* _Given exercise_
Give the number of lines that include the word "filter", nothing more.

* _Dataset entries_
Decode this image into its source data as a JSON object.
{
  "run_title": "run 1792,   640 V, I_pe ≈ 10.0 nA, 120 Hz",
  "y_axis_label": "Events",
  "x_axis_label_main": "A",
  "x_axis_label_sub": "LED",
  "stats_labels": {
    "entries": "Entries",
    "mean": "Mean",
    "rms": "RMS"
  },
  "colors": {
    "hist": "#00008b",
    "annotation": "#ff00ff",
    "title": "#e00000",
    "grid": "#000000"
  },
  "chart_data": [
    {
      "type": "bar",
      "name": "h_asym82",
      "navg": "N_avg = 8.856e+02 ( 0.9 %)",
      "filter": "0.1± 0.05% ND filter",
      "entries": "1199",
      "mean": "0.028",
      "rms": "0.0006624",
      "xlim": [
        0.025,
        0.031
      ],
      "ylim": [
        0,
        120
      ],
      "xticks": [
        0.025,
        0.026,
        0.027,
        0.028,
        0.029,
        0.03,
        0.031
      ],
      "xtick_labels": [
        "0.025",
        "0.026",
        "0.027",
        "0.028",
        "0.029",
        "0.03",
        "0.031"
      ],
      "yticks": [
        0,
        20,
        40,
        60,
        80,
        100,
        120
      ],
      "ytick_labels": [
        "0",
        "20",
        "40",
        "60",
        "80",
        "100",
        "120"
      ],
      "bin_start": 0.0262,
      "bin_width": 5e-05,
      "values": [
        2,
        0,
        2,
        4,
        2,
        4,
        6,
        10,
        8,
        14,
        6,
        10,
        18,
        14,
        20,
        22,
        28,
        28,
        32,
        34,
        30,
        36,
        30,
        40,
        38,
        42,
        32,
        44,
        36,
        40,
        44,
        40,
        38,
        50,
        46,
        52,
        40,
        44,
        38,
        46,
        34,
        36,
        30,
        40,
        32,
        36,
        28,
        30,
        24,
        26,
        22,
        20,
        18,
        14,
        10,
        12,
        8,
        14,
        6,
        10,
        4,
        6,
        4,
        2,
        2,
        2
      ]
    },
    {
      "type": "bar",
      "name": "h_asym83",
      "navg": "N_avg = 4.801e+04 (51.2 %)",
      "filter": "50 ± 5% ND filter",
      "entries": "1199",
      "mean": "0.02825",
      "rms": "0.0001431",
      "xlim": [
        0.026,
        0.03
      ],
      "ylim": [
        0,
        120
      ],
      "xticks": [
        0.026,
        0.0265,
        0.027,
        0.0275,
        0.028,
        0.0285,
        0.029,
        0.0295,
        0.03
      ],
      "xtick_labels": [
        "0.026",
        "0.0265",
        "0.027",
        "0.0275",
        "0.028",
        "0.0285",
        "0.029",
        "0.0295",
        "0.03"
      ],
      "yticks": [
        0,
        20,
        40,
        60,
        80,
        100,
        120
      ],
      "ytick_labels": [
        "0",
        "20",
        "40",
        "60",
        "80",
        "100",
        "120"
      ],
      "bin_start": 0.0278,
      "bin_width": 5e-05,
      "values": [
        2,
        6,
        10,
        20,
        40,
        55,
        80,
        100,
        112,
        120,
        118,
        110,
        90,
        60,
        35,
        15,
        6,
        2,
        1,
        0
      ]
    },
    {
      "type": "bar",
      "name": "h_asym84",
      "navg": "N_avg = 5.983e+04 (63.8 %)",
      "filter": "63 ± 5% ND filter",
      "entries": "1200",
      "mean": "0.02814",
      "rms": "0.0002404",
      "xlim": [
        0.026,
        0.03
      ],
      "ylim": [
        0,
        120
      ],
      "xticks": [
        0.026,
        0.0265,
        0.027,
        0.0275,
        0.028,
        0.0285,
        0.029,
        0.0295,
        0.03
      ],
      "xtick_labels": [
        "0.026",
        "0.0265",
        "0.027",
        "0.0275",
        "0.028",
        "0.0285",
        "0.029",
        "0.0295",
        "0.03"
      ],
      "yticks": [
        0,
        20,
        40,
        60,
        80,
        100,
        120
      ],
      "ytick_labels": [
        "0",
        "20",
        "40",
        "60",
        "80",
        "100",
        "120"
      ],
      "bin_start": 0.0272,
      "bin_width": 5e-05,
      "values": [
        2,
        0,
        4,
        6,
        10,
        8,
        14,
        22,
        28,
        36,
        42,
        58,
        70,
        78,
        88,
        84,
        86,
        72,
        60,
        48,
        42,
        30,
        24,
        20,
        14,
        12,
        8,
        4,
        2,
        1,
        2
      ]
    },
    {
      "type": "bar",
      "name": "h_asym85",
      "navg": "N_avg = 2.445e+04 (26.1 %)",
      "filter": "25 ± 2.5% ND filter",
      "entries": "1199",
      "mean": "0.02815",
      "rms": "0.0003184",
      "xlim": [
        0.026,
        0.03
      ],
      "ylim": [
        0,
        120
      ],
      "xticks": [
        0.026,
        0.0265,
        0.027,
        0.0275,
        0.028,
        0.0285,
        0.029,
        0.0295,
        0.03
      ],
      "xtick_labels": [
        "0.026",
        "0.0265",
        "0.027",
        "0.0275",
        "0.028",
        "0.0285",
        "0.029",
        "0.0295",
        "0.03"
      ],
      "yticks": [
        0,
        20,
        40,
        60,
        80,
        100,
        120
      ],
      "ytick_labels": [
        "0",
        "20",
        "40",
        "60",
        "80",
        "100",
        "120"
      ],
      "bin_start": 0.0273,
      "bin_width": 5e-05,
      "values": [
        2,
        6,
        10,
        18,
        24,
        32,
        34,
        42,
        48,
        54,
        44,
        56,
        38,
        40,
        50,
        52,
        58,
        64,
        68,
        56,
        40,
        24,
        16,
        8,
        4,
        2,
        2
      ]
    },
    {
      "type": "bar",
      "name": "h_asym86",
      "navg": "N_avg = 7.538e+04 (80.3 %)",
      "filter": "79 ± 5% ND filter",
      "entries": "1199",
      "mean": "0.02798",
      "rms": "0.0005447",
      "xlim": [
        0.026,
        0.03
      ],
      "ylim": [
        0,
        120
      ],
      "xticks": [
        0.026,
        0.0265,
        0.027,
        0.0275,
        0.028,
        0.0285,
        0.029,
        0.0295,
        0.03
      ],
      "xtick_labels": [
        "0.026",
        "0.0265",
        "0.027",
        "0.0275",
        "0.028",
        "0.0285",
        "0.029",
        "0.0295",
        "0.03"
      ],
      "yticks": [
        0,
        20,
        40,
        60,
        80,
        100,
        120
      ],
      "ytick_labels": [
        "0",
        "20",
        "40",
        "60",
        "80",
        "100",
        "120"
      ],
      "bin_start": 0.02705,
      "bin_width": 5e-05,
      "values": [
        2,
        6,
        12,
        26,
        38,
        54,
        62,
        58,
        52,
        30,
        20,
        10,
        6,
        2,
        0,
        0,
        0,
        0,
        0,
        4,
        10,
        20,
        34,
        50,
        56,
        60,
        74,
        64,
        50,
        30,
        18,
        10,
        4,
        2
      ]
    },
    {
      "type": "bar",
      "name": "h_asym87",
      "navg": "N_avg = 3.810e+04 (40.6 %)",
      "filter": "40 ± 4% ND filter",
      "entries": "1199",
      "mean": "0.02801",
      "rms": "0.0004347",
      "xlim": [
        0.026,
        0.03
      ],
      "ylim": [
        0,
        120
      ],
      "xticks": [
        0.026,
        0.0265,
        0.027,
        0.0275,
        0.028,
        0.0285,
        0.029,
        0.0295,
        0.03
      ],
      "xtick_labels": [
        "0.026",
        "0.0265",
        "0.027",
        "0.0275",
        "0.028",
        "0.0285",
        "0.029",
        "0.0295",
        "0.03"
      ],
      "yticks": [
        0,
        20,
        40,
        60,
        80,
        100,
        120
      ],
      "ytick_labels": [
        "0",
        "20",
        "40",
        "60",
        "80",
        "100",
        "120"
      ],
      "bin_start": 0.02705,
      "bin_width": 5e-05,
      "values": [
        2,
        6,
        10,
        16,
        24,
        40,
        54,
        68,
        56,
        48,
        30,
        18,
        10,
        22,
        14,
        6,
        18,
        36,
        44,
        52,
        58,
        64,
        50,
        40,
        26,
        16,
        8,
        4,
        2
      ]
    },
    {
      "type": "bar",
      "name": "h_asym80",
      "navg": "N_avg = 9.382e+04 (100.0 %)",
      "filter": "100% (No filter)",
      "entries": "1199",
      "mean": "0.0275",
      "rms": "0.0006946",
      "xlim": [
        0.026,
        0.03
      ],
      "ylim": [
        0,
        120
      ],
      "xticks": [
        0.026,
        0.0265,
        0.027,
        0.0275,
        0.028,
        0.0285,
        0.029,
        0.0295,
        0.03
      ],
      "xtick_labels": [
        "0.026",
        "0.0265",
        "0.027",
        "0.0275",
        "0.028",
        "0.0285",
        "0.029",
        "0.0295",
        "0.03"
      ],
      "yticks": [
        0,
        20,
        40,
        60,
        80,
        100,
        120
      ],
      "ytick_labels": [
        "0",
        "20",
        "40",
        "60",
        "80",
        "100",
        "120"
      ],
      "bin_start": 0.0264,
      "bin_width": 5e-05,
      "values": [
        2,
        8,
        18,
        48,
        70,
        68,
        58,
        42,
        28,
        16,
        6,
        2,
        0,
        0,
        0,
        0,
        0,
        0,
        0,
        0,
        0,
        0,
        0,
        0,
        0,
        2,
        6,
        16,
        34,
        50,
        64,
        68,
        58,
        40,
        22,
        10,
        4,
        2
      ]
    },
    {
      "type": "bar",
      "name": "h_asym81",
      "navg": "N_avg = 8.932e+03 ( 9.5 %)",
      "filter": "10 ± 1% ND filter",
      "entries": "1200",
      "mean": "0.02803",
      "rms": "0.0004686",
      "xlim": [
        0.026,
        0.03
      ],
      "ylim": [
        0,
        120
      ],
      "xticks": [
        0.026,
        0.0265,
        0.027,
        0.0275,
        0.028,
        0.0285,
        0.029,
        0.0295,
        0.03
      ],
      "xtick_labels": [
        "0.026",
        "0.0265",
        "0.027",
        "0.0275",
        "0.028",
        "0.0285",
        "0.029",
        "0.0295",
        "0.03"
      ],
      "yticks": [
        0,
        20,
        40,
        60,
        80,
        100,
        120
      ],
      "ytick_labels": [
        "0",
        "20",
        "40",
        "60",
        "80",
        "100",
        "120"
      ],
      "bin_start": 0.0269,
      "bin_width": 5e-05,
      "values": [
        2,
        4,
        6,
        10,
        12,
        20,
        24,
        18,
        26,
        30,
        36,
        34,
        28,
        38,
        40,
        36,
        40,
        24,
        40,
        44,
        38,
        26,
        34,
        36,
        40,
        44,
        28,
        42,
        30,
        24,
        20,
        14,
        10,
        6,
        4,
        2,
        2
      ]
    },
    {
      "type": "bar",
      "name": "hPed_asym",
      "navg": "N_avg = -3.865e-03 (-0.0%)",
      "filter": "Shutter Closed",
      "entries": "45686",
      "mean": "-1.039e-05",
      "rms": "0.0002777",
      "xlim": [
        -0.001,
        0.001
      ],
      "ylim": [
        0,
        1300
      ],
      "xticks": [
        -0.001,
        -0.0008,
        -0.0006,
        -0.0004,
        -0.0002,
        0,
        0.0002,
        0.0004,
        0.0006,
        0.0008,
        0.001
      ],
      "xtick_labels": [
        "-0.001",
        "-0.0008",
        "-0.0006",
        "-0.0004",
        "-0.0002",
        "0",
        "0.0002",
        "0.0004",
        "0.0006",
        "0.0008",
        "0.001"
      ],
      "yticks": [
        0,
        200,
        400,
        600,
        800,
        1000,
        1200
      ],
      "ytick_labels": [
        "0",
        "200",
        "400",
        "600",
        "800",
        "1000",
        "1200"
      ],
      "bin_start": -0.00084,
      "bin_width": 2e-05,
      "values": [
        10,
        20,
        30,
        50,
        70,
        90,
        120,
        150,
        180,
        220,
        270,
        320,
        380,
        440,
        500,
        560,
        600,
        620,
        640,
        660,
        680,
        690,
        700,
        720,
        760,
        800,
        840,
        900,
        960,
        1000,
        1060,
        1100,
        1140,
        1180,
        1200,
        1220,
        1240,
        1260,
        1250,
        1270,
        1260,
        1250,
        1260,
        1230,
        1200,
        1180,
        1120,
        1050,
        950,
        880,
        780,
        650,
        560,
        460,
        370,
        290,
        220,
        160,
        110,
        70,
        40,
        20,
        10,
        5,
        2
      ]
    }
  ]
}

* _Answer for the task_
9